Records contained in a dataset
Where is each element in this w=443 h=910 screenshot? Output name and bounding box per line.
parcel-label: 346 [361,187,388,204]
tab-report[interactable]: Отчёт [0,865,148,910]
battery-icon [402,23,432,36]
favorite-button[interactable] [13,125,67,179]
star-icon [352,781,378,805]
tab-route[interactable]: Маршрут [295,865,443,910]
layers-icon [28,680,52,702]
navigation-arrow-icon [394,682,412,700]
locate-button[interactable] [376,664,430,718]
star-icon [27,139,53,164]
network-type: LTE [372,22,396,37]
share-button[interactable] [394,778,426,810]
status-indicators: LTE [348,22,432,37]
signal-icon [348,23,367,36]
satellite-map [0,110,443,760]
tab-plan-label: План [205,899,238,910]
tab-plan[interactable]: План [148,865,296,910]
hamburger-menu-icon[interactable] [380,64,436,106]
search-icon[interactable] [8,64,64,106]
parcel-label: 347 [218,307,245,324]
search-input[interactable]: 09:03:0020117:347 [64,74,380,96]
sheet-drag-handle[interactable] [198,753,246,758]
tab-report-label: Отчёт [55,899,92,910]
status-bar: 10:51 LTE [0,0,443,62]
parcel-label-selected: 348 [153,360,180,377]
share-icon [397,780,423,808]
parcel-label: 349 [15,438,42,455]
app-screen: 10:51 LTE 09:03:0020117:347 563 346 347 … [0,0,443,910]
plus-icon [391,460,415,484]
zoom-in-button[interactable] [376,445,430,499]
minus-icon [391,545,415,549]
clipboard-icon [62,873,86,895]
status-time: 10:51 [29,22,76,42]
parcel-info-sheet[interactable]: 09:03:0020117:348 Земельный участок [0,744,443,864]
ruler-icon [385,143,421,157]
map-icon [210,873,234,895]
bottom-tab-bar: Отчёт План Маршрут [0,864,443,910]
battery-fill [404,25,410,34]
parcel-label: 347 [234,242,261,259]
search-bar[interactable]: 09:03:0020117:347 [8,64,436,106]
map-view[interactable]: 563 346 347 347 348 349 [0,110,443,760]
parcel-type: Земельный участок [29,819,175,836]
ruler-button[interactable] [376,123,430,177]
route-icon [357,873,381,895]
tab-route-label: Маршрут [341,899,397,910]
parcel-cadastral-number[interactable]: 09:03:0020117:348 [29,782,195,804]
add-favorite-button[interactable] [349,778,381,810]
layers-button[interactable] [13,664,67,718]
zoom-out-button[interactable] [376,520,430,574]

▶ Directive: Rewrite the records from the first line through the line containing "status-indicators: LTE [348,22,432,37]", swapping "star-icon" for "star-symbol" and keeping everything else the same.

▶ Complete output:
Where is each element in this w=443 h=910 screenshot? Output name and bounding box per line.
parcel-label: 346 [361,187,388,204]
tab-report[interactable]: Отчёт [0,865,148,910]
battery-icon [402,23,432,36]
favorite-button[interactable] [13,125,67,179]
star-symbol [352,781,378,805]
tab-route[interactable]: Маршрут [295,865,443,910]
layers-icon [28,680,52,702]
navigation-arrow-icon [394,682,412,700]
locate-button[interactable] [376,664,430,718]
star-symbol [27,139,53,164]
network-type: LTE [372,22,396,37]
share-button[interactable] [394,778,426,810]
status-indicators: LTE [348,22,432,37]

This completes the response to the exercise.